─── Supplied entries

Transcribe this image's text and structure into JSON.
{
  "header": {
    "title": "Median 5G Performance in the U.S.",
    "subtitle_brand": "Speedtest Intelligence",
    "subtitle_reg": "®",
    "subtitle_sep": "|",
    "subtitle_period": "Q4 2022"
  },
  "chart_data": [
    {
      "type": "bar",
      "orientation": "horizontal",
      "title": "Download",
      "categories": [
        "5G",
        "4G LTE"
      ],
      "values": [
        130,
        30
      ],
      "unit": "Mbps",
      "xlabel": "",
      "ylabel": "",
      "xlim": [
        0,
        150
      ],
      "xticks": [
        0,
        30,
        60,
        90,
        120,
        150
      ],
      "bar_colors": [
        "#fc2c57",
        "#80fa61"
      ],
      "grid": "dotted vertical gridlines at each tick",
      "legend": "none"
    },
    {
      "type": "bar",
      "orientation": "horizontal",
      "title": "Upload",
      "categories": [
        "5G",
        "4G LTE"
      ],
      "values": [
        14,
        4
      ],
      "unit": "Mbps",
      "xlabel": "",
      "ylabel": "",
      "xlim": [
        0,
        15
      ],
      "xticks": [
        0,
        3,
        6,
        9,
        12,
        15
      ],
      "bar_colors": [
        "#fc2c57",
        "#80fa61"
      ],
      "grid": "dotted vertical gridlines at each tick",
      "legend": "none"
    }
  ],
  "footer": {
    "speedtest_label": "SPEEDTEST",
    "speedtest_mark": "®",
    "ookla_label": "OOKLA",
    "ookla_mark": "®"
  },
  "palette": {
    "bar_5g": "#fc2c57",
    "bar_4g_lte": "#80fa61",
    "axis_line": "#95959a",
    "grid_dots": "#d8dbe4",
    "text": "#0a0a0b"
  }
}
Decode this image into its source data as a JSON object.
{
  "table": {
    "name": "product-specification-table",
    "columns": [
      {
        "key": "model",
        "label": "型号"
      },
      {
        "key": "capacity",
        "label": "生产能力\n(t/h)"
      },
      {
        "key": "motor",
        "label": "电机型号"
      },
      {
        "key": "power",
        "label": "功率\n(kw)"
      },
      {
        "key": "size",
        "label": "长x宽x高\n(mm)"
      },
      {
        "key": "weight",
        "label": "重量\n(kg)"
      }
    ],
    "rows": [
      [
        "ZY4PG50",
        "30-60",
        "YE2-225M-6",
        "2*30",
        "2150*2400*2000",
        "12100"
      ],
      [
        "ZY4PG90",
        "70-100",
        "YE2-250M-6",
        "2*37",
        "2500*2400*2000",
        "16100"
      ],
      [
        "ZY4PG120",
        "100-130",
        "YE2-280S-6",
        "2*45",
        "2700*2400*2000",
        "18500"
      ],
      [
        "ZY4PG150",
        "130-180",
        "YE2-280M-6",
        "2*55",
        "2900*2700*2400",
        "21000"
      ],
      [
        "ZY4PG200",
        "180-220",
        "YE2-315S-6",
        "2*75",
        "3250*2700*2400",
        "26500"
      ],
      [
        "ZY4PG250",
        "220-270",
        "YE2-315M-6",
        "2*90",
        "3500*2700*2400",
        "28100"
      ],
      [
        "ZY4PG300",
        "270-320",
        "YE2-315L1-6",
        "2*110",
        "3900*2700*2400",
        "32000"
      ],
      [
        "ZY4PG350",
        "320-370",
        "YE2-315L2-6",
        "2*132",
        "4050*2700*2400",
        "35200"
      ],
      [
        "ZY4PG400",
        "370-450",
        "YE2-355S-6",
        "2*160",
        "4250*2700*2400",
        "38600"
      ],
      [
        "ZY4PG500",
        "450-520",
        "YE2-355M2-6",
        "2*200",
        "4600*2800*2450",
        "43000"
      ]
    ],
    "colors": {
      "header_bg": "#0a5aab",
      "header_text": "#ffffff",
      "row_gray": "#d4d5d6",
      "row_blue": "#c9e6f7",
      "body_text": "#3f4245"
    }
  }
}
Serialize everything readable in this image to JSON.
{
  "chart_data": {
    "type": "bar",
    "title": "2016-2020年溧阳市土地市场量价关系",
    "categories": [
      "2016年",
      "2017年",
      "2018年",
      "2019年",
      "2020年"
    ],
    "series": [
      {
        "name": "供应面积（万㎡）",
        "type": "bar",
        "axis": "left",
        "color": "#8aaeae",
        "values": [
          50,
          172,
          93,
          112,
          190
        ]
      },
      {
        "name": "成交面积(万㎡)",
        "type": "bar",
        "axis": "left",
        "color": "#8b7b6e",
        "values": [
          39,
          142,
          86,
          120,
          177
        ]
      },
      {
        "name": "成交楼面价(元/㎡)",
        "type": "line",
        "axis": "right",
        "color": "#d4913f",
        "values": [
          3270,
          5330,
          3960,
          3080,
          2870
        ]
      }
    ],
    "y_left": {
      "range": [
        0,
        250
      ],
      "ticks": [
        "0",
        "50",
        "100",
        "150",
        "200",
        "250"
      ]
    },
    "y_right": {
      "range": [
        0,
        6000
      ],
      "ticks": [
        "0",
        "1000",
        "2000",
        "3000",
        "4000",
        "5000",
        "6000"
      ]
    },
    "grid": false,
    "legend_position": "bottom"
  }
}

──────

Directive: Output every record above exactly as it appears.

The response:
Transcribe this image's text and structure into JSON.
{
  "header": {
    "title": "Median 5G Performance in the U.S.",
    "subtitle_brand": "Speedtest Intelligence",
    "subtitle_reg": "®",
    "subtitle_sep": "|",
    "subtitle_period": "Q4 2022"
  },
  "chart_data": [
    {
      "type": "bar",
      "orientation": "horizontal",
      "title": "Download",
      "categories": [
        "5G",
        "4G LTE"
      ],
      "values": [
        130,
        30
      ],
      "unit": "Mbps",
      "xlabel": "",
      "ylabel": "",
      "xlim": [
        0,
        150
      ],
      "xticks": [
        0,
        30,
        60,
        90,
        120,
        150
      ],
      "bar_colors": [
        "#fc2c57",
        "#80fa61"
      ],
      "grid": "dotted vertical gridlines at each tick",
      "legend": "none"
    },
    {
      "type": "bar",
      "orientation": "horizontal",
      "title": "Upload",
      "categories": [
        "5G",
        "4G LTE"
      ],
      "values": [
        14,
        4
      ],
      "unit": "Mbps",
      "xlabel": "",
      "ylabel": "",
      "xlim": [
        0,
        15
      ],
      "xticks": [
        0,
        3,
        6,
        9,
        12,
        15
      ],
      "bar_colors": [
        "#fc2c57",
        "#80fa61"
      ],
      "grid": "dotted vertical gridlines at each tick",
      "legend": "none"
    }
  ],
  "footer": {
    "speedtest_label": "SPEEDTEST",
    "speedtest_mark": "®",
    "ookla_label": "OOKLA",
    "ookla_mark": "®"
  },
  "palette": {
    "bar_5g": "#fc2c57",
    "bar_4g_lte": "#80fa61",
    "axis_line": "#95959a",
    "grid_dots": "#d8dbe4",
    "text": "#0a0a0b"
  }
}
Decode this image into its source data as a JSON object.
{
  "table": {
    "name": "product-specification-table",
    "columns": [
      {
        "key": "model",
        "label": "型号"
      },
      {
        "key": "capacity",
        "label": "生产能力\n(t/h)"
      },
      {
        "key": "motor",
        "label": "电机型号"
      },
      {
        "key": "power",
        "label": "功率\n(kw)"
      },
      {
        "key": "size",
        "label": "长x宽x高\n(mm)"
      },
      {
        "key": "weight",
        "label": "重量\n(kg)"
      }
    ],
    "rows": [
      [
        "ZY4PG50",
        "30-60",
        "YE2-225M-6",
        "2*30",
        "2150*2400*2000",
        "12100"
      ],
      [
        "ZY4PG90",
        "70-100",
        "YE2-250M-6",
        "2*37",
        "2500*2400*2000",
        "16100"
      ],
      [
        "ZY4PG120",
        "100-130",
        "YE2-280S-6",
        "2*45",
        "2700*2400*2000",
        "18500"
      ],
      [
        "ZY4PG150",
        "130-180",
        "YE2-280M-6",
        "2*55",
        "2900*2700*2400",
        "21000"
      ],
      [
        "ZY4PG200",
        "180-220",
        "YE2-315S-6",
        "2*75",
        "3250*2700*2400",
        "26500"
      ],
      [
        "ZY4PG250",
        "220-270",
        "YE2-315M-6",
        "2*90",
        "3500*2700*2400",
        "28100"
      ],
      [
        "ZY4PG300",
        "270-320",
        "YE2-315L1-6",
        "2*110",
        "3900*2700*2400",
        "32000"
      ],
      [
        "ZY4PG350",
        "320-370",
        "YE2-315L2-6",
        "2*132",
        "4050*2700*2400",
        "35200"
      ],
      [
        "ZY4PG400",
        "370-450",
        "YE2-355S-6",
        "2*160",
        "4250*2700*2400",
        "38600"
      ],
      [
        "ZY4PG500",
        "450-520",
        "YE2-355M2-6",
        "2*200",
        "4600*2800*2450",
        "43000"
      ]
    ],
    "colors": {
      "header_bg": "#0a5aab",
      "header_text": "#ffffff",
      "row_gray": "#d4d5d6",
      "row_blue": "#c9e6f7",
      "body_text": "#3f4245"
    }
  }
}
Serialize everything readable in this image to JSON.
{
  "chart_data": {
    "type": "bar",
    "title": "2016-2020年溧阳市土地市场量价关系",
    "categories": [
      "2016年",
      "2017年",
      "2018年",
      "2019年",
      "2020年"
    ],
    "series": [
      {
        "name": "供应面积（万㎡）",
        "type": "bar",
        "axis": "left",
        "color": "#8aaeae",
        "values": [
          50,
          172,
          93,
          112,
          190
        ]
      },
      {
        "name": "成交面积(万㎡)",
        "type": "bar",
        "axis": "left",
        "color": "#8b7b6e",
        "values": [
          39,
          142,
          86,
          120,
          177
        ]
      },
      {
        "name": "成交楼面价(元/㎡)",
        "type": "line",
        "axis": "right",
        "color": "#d4913f",
        "values": [
          3270,
          5330,
          3960,
          3080,
          2870
        ]
      }
    ],
    "y_left": {
      "range": [
        0,
        250
      ],
      "ticks": [
        "0",
        "50",
        "100",
        "150",
        "200",
        "250"
      ]
    },
    "y_right": {
      "range": [
        0,
        6000
      ],
      "ticks": [
        "0",
        "1000",
        "2000",
        "3000",
        "4000",
        "5000",
        "6000"
      ]
    },
    "grid": false,
    "legend_position": "bottom"
  }
}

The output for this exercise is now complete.